▸ **What is required**:
Every record that follows should be printed verbatim.

▸ **Supplied entries**:
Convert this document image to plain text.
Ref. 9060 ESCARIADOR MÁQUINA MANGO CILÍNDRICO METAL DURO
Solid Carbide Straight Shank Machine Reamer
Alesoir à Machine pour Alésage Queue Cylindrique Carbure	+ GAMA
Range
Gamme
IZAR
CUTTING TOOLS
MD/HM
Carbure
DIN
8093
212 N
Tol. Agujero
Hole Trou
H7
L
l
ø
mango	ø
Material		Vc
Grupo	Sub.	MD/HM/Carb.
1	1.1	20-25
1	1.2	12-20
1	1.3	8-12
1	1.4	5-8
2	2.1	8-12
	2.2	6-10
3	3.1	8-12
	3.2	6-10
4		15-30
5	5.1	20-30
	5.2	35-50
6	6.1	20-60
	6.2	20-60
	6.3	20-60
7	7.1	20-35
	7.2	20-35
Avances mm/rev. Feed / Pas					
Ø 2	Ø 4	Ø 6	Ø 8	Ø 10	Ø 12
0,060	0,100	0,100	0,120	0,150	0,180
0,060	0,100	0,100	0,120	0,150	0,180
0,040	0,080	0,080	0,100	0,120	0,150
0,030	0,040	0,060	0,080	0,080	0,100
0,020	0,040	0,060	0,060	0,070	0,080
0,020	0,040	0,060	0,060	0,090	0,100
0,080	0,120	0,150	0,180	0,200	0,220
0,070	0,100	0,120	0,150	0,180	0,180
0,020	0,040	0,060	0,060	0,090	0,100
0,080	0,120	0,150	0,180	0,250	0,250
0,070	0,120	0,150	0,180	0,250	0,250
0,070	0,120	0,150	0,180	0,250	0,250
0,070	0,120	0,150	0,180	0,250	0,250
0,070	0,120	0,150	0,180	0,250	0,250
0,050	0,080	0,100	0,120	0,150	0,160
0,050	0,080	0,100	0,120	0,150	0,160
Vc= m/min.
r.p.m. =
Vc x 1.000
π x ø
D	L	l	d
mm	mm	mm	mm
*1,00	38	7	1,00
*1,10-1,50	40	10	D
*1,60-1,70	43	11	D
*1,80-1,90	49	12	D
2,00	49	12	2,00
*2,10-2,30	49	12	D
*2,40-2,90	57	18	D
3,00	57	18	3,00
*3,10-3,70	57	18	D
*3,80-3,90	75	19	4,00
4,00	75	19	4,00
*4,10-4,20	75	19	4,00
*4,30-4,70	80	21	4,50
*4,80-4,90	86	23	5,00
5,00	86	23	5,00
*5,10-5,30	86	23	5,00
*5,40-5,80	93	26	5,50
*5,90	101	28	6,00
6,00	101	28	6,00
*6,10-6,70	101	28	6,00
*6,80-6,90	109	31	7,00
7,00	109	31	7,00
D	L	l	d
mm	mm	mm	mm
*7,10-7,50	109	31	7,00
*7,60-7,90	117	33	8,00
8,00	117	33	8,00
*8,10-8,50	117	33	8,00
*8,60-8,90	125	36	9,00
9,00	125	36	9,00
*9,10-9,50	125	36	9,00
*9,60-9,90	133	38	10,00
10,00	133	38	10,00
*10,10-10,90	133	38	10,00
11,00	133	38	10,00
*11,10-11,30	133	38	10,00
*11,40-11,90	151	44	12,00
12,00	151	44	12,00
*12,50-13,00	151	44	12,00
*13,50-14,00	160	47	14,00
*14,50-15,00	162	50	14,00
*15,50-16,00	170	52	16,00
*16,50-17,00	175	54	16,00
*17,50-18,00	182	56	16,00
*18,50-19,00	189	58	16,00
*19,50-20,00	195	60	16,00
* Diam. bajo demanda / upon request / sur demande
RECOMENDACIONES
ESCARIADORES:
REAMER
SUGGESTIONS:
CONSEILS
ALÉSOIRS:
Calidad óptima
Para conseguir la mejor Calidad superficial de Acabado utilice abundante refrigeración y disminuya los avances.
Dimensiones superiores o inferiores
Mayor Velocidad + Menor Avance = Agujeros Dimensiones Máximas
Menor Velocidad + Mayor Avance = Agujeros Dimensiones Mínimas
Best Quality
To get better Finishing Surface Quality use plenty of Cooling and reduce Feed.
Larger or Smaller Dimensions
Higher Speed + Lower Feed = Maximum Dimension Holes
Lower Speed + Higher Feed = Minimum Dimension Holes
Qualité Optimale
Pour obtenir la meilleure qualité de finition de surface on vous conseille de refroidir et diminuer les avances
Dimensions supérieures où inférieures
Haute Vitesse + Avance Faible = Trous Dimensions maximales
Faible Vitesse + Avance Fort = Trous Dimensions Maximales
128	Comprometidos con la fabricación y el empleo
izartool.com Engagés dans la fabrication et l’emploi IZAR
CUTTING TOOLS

▸ **Exercise result**:
Convert this document image to plain text.
Ref. 9060 ESCARIADOR MÁQUINA MANGO CILÍNDRICO METAL DURO
Solid Carbide Straight Shank Machine Reamer
Alesoir à Machine pour Alésage Queue Cylindrique Carbure	+ GAMA
Range
Gamme
IZAR
CUTTING TOOLS
MD/HM
Carbure
DIN
8093
212 N
Tol. Agujero
Hole Trou
H7
L
l
ø
mango	ø
Material		Vc
Grupo	Sub.	MD/HM/Carb.
1	1.1	20-25
1	1.2	12-20
1	1.3	8-12
1	1.4	5-8
2	2.1	8-12
	2.2	6-10
3	3.1	8-12
	3.2	6-10
4		15-30
5	5.1	20-30
	5.2	35-50
6	6.1	20-60
	6.2	20-60
	6.3	20-60
7	7.1	20-35
	7.2	20-35
Avances mm/rev. Feed / Pas					
Ø 2	Ø 4	Ø 6	Ø 8	Ø 10	Ø 12
0,060	0,100	0,100	0,120	0,150	0,180
0,060	0,100	0,100	0,120	0,150	0,180
0,040	0,080	0,080	0,100	0,120	0,150
0,030	0,040	0,060	0,080	0,080	0,100
0,020	0,040	0,060	0,060	0,070	0,080
0,020	0,040	0,060	0,060	0,090	0,100
0,080	0,120	0,150	0,180	0,200	0,220
0,070	0,100	0,120	0,150	0,180	0,180
0,020	0,040	0,060	0,060	0,090	0,100
0,080	0,120	0,150	0,180	0,250	0,250
0,070	0,120	0,150	0,180	0,250	0,250
0,070	0,120	0,150	0,180	0,250	0,250
0,070	0,120	0,150	0,180	0,250	0,250
0,070	0,120	0,150	0,180	0,250	0,250
0,050	0,080	0,100	0,120	0,150	0,160
0,050	0,080	0,100	0,120	0,150	0,160
Vc= m/min.
r.p.m. =
Vc x 1.000
π x ø
D	L	l	d
mm	mm	mm	mm
*1,00	38	7	1,00
*1,10-1,50	40	10	D
*1,60-1,70	43	11	D
*1,80-1,90	49	12	D
2,00	49	12	2,00
*2,10-2,30	49	12	D
*2,40-2,90	57	18	D
3,00	57	18	3,00
*3,10-3,70	57	18	D
*3,80-3,90	75	19	4,00
4,00	75	19	4,00
*4,10-4,20	75	19	4,00
*4,30-4,70	80	21	4,50
*4,80-4,90	86	23	5,00
5,00	86	23	5,00
*5,10-5,30	86	23	5,00
*5,40-5,80	93	26	5,50
*5,90	101	28	6,00
6,00	101	28	6,00
*6,10-6,70	101	28	6,00
*6,80-6,90	109	31	7,00
7,00	109	31	7,00
D	L	l	d
mm	mm	mm	mm
*7,10-7,50	109	31	7,00
*7,60-7,90	117	33	8,00
8,00	117	33	8,00
*8,10-8,50	117	33	8,00
*8,60-8,90	125	36	9,00
9,00	125	36	9,00
*9,10-9,50	125	36	9,00
*9,60-9,90	133	38	10,00
10,00	133	38	10,00
*10,10-10,90	133	38	10,00
11,00	133	38	10,00
*11,10-11,30	133	38	10,00
*11,40-11,90	151	44	12,00
12,00	151	44	12,00
*12,50-13,00	151	44	12,00
*13,50-14,00	160	47	14,00
*14,50-15,00	162	50	14,00
*15,50-16,00	170	52	16,00
*16,50-17,00	175	54	16,00
*17,50-18,00	182	56	16,00
*18,50-19,00	189	58	16,00
*19,50-20,00	195	60	16,00
* Diam. bajo demanda / upon request / sur demande
RECOMENDACIONES
ESCARIADORES:
REAMER
SUGGESTIONS:
CONSEILS
ALÉSOIRS:
Calidad óptima
Para conseguir la mejor Calidad superficial de Acabado utilice abundante refrigeración y disminuya los avances.
Dimensiones superiores o inferiores
Mayor Velocidad + Menor Avance = Agujeros Dimensiones Máximas
Menor Velocidad + Mayor Avance = Agujeros Dimensiones Mínimas
Best Quality
To get better Finishing Surface Quality use plenty of Cooling and reduce Feed.
Larger or Smaller Dimensions
Higher Speed + Lower Feed = Maximum Dimension Holes
Lower Speed + Higher Feed = Minimum Dimension Holes
Qualité Optimale
Pour obtenir la meilleure qualité de finition de surface on vous conseille de refroidir et diminuer les avances
Dimensions supérieures où inférieures
Haute Vitesse + Avance Faible = Trous Dimensions maximales
Faible Vitesse + Avance Fort = Trous Dimensions Maximales
128	Comprometidos con la fabricación y el empleo
izartool.com Engagés dans la fabrication et l’emploi IZAR
CUTTING TOOLS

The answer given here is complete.